**Instruction**
How many lines of the data include the string "section"? State the number and nothing else.

_ _ _ _ _

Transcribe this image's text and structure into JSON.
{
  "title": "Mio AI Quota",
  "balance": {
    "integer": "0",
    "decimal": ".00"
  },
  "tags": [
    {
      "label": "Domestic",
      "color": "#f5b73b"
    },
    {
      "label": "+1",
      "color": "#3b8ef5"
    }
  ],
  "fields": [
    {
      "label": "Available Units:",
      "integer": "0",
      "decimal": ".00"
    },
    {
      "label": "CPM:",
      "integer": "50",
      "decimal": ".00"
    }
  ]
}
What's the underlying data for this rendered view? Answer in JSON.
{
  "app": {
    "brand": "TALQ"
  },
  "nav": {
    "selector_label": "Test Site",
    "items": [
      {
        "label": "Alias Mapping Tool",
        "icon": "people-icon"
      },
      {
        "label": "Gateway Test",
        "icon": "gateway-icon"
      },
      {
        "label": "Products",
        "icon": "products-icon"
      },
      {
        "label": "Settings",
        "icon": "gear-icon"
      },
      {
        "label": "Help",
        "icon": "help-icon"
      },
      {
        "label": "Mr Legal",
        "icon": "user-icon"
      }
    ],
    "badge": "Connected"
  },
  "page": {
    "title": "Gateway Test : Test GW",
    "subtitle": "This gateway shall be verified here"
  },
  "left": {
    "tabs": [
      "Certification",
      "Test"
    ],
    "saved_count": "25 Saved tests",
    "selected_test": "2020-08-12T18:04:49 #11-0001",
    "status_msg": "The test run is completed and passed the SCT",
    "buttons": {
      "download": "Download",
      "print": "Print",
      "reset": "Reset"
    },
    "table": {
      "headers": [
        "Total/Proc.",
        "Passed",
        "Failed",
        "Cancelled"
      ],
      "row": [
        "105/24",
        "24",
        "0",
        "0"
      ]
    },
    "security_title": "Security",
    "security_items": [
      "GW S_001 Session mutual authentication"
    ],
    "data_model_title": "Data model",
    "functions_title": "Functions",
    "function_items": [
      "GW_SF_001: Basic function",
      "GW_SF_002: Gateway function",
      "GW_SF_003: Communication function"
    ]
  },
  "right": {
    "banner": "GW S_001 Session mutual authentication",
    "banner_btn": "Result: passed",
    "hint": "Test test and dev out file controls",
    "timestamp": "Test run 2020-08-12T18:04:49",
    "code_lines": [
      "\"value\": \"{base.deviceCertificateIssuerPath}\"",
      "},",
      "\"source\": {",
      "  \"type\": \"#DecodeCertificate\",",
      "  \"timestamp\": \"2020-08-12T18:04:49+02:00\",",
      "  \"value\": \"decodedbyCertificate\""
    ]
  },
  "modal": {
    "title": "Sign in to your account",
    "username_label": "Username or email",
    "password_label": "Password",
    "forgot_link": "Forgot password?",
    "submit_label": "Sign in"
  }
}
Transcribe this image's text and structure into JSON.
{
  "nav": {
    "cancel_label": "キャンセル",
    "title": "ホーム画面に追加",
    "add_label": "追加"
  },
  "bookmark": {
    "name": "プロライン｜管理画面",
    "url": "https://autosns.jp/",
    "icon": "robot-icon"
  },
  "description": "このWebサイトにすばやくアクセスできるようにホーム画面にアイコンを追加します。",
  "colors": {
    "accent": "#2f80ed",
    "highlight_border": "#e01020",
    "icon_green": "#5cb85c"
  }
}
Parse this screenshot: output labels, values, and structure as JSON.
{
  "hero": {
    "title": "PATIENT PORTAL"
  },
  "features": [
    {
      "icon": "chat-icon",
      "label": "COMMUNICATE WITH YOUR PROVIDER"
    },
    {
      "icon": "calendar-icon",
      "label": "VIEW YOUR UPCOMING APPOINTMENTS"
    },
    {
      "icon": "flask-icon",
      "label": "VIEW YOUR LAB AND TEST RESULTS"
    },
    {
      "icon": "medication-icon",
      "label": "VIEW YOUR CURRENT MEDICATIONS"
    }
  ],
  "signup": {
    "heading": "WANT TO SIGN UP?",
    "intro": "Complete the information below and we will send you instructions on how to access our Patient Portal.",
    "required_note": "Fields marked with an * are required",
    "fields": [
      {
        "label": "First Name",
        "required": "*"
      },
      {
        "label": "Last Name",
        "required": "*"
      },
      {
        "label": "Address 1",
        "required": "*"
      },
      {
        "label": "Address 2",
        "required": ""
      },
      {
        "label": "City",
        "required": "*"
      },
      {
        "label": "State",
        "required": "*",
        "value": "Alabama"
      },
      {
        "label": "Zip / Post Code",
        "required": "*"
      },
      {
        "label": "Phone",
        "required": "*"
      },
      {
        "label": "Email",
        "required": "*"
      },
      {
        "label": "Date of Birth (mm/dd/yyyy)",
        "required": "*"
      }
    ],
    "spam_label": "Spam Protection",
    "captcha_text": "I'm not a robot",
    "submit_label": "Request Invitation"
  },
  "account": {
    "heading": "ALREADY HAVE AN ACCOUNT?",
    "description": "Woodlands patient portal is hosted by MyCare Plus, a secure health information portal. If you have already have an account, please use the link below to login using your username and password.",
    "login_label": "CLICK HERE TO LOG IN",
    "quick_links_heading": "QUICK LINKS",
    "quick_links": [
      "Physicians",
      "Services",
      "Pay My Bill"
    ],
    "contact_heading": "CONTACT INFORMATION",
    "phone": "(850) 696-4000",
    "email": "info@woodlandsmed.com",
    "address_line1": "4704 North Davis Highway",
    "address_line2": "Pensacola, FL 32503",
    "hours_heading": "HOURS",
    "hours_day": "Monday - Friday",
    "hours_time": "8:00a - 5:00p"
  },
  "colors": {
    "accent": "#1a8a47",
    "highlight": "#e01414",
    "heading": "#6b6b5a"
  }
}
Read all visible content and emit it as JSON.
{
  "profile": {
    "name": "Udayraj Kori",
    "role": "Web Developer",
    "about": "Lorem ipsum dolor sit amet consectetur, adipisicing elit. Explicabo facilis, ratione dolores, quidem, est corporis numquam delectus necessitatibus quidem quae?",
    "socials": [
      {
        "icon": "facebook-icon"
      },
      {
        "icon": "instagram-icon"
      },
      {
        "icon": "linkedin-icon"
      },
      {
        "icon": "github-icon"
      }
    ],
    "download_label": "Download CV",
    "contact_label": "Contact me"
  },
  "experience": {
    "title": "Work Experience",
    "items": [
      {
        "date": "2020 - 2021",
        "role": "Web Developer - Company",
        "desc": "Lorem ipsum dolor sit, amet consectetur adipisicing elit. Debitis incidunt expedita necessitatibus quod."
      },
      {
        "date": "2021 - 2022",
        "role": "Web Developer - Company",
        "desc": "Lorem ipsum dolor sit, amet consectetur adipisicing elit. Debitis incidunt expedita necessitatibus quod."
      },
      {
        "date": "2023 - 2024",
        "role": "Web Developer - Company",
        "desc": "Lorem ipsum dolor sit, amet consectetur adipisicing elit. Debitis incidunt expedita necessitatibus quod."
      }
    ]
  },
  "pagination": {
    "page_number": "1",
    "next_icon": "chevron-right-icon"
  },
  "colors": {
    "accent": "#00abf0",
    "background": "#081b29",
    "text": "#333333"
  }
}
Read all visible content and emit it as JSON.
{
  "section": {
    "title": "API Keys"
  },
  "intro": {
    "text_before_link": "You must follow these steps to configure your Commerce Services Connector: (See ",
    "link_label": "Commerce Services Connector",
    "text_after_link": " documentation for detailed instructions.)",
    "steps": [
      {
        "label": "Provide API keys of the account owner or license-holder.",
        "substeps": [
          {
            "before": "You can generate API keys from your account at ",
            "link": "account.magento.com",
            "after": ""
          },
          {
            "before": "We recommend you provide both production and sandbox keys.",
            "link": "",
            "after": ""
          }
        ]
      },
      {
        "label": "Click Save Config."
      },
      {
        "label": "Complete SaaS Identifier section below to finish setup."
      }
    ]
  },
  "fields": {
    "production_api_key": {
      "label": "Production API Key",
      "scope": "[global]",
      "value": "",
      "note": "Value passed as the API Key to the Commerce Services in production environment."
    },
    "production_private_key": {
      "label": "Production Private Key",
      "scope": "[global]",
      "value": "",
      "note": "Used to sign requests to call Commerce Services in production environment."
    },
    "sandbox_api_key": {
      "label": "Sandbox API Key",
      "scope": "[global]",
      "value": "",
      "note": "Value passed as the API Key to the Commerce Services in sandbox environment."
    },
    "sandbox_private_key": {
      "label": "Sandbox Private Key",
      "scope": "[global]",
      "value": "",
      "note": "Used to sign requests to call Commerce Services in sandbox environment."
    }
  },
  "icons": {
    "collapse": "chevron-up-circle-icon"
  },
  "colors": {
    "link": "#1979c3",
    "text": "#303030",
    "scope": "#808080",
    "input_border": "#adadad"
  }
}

_ _ _ _ _

**Result for this task**
2